▸ Directive
From the listing below, extract each line containing the string "Limite".

▸ Listed entries
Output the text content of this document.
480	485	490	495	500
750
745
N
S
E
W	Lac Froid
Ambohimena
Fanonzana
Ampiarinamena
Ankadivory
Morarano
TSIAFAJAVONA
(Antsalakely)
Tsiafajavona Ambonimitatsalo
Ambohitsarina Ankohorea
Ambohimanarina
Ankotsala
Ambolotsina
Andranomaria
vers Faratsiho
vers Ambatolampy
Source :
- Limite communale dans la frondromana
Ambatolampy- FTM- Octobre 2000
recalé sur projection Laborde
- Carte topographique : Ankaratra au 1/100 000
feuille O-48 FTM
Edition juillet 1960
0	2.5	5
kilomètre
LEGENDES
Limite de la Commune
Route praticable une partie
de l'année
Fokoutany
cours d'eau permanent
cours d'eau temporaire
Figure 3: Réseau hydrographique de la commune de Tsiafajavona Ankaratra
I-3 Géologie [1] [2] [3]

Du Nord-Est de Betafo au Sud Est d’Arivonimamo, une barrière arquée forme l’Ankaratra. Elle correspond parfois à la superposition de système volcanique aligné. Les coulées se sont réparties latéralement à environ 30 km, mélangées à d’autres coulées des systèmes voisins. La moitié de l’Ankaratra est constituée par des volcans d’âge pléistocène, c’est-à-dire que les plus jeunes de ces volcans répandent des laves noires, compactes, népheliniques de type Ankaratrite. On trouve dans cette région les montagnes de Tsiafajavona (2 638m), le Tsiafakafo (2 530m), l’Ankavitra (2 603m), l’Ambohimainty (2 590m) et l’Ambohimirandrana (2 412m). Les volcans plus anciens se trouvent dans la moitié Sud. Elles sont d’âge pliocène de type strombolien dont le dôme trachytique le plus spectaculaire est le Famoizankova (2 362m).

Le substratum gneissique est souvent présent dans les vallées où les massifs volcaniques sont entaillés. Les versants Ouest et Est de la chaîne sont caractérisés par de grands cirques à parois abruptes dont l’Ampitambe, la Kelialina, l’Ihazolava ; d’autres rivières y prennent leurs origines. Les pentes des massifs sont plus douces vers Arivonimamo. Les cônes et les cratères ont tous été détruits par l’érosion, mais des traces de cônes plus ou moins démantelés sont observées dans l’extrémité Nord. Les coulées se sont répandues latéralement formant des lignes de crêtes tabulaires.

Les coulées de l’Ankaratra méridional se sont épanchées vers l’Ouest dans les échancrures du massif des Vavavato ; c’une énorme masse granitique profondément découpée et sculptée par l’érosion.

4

* * *

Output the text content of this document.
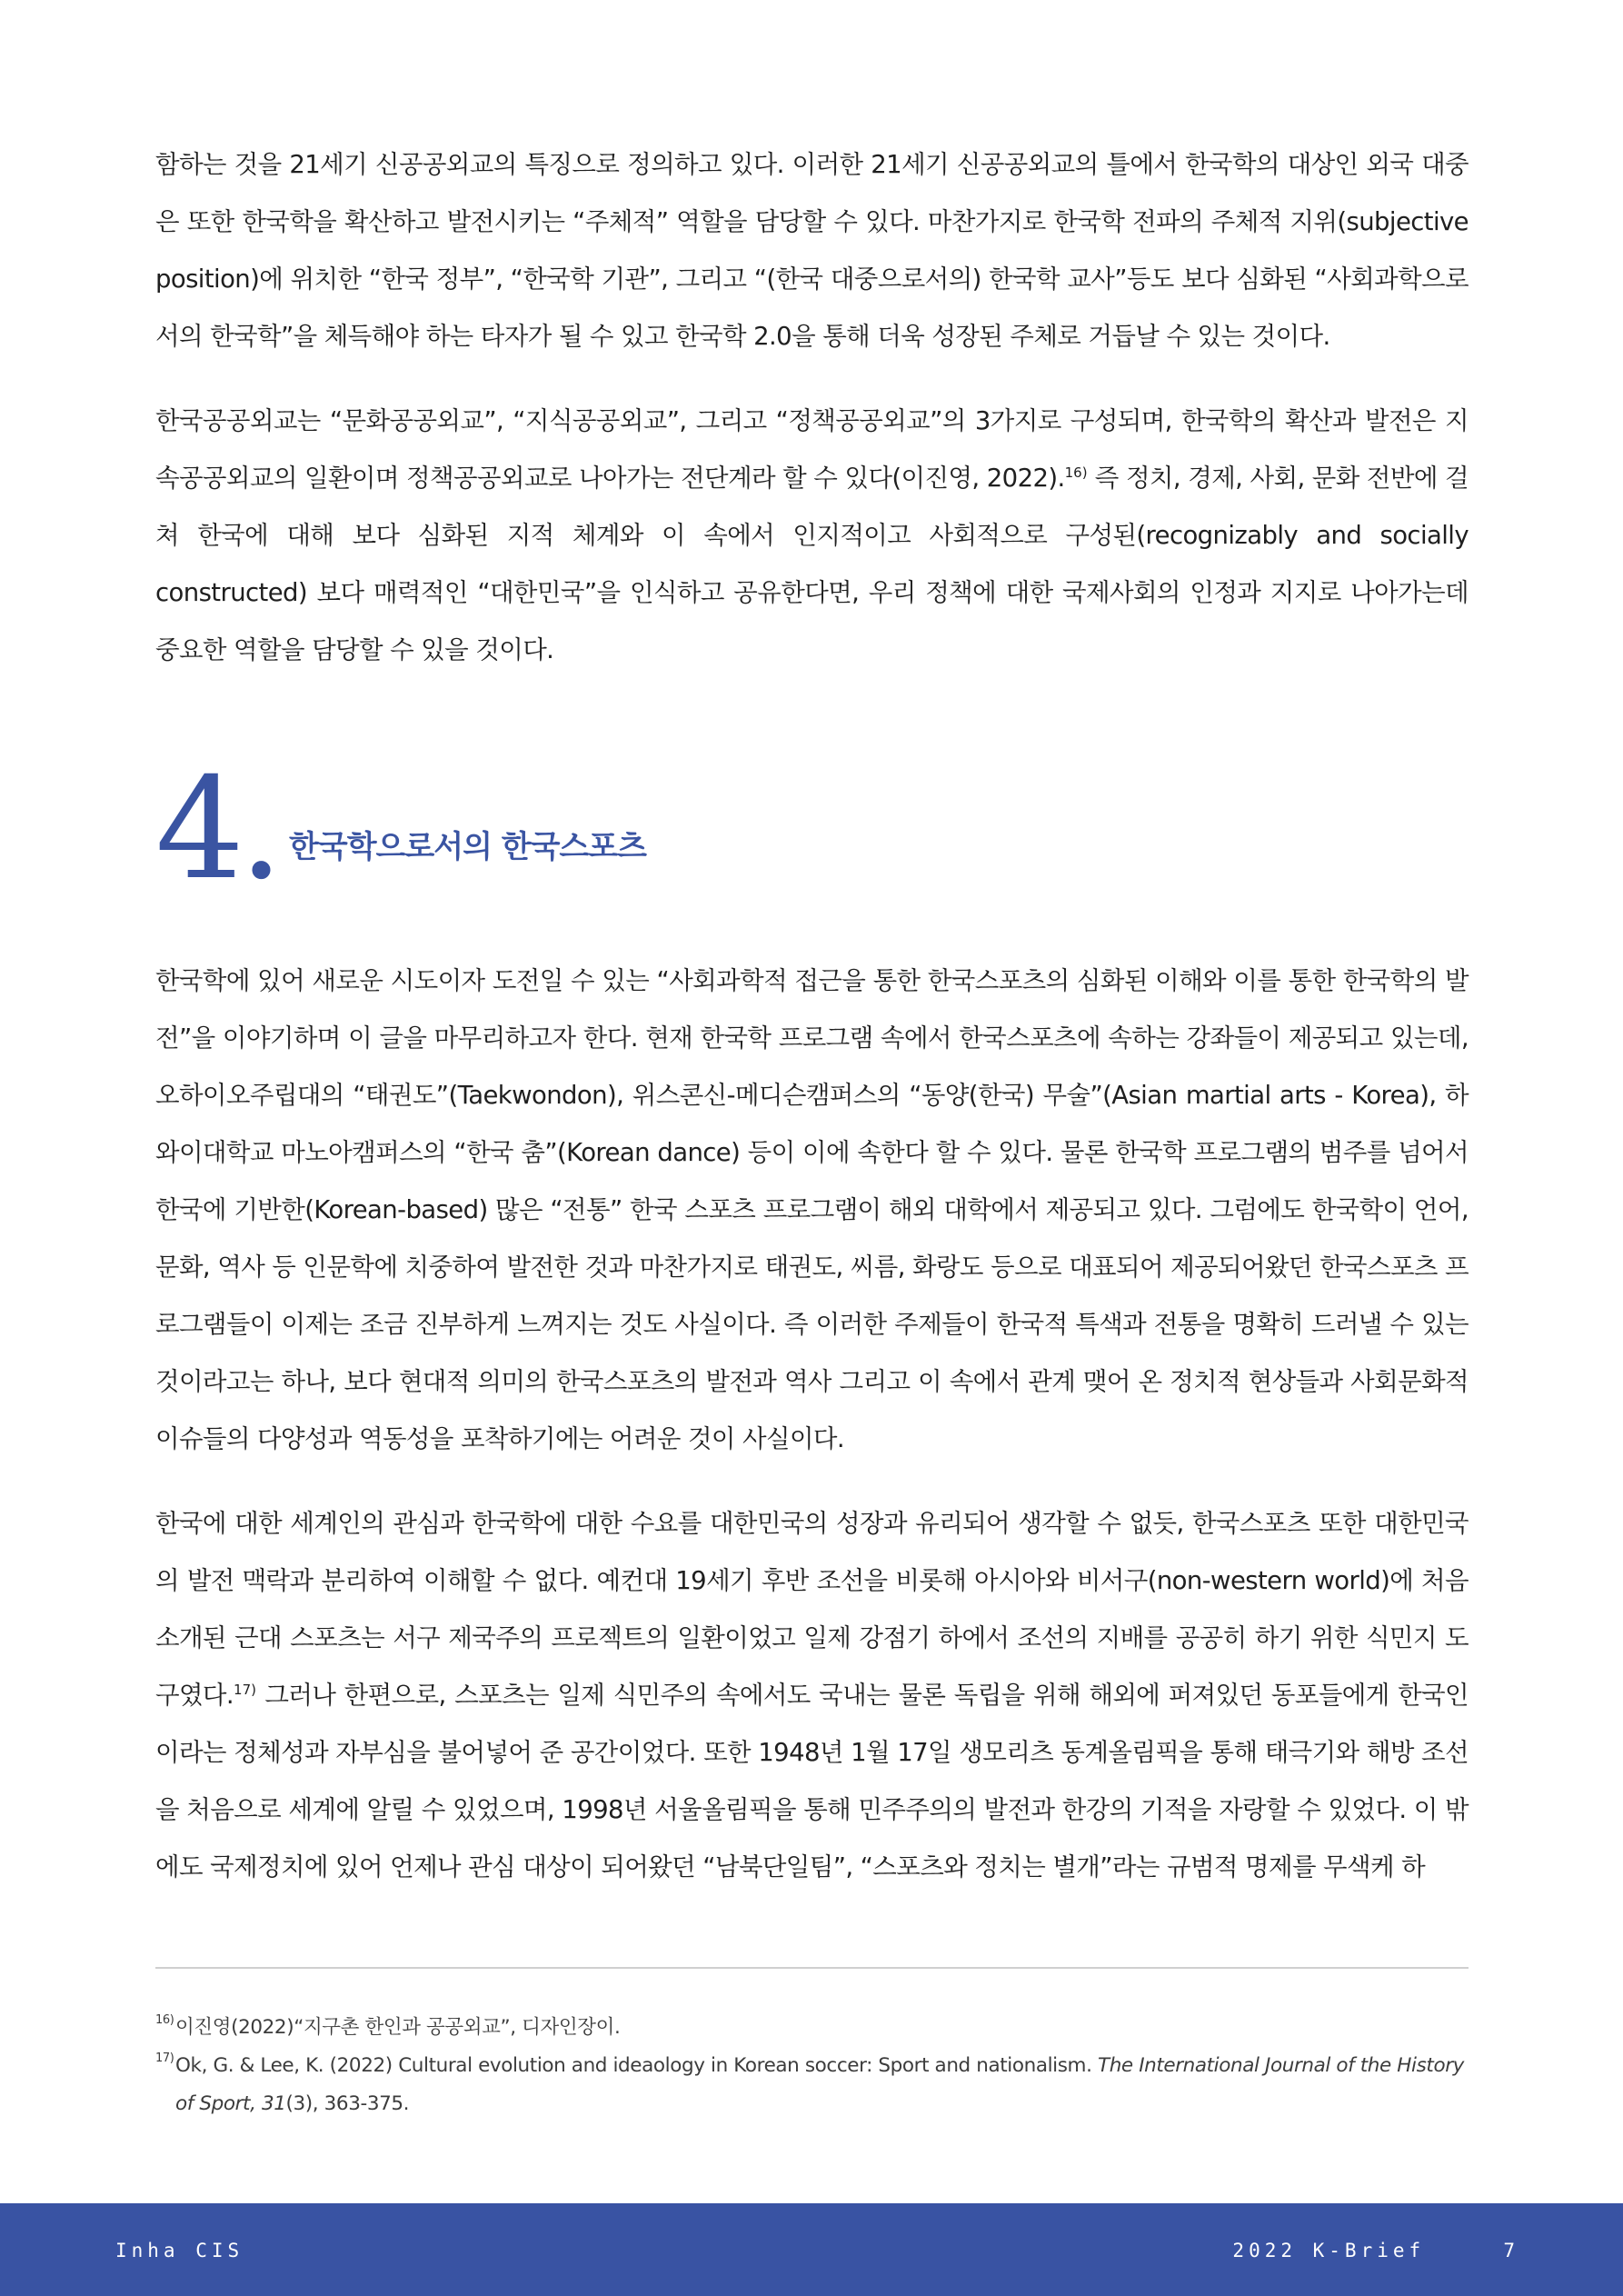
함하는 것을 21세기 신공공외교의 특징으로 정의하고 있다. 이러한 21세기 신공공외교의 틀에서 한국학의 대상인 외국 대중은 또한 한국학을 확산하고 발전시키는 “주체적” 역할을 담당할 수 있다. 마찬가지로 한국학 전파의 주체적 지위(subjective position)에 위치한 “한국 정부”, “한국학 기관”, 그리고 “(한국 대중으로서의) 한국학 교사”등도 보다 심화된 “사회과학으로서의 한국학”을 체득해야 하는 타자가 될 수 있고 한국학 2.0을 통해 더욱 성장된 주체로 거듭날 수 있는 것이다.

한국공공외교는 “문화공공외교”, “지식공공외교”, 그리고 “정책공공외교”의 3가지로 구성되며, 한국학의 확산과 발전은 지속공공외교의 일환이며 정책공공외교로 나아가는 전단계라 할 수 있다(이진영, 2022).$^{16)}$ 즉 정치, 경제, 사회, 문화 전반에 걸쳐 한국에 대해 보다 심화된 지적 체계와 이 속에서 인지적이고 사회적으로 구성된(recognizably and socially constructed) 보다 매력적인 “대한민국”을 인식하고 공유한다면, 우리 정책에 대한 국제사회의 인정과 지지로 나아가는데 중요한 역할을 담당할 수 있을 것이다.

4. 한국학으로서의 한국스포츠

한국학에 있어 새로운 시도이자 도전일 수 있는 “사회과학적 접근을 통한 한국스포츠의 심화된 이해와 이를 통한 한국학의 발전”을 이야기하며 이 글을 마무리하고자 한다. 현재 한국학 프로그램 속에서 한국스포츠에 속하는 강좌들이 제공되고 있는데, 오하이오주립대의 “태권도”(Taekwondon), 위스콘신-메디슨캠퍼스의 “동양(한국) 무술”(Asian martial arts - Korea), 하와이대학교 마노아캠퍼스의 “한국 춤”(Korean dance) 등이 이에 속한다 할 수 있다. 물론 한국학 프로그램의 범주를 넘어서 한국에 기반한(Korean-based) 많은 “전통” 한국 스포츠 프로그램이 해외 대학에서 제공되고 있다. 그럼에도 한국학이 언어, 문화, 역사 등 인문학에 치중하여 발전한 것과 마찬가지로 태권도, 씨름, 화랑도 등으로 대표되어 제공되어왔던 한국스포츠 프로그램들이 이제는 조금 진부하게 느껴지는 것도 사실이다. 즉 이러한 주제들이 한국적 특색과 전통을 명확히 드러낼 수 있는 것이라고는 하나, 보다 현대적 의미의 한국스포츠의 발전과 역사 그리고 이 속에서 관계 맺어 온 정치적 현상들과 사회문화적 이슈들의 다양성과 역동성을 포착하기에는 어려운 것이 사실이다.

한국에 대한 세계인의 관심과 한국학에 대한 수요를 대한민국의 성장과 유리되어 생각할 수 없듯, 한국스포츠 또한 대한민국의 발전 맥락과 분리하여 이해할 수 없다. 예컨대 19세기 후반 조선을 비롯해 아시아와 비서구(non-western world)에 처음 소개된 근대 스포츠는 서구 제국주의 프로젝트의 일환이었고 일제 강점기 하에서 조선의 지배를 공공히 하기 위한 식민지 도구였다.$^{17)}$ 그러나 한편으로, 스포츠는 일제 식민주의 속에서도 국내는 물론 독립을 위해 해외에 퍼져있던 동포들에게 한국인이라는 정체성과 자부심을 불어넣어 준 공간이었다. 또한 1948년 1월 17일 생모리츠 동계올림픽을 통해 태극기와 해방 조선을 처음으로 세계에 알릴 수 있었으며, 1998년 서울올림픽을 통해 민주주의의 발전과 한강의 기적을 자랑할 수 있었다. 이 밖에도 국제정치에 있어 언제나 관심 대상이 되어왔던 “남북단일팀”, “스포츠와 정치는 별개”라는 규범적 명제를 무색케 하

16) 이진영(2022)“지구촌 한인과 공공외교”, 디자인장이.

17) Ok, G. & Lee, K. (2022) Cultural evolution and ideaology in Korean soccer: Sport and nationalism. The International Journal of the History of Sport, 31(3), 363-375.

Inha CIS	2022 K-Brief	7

▸ Solved exercise
- Limite communale dans la frondromana
Limite de la Commune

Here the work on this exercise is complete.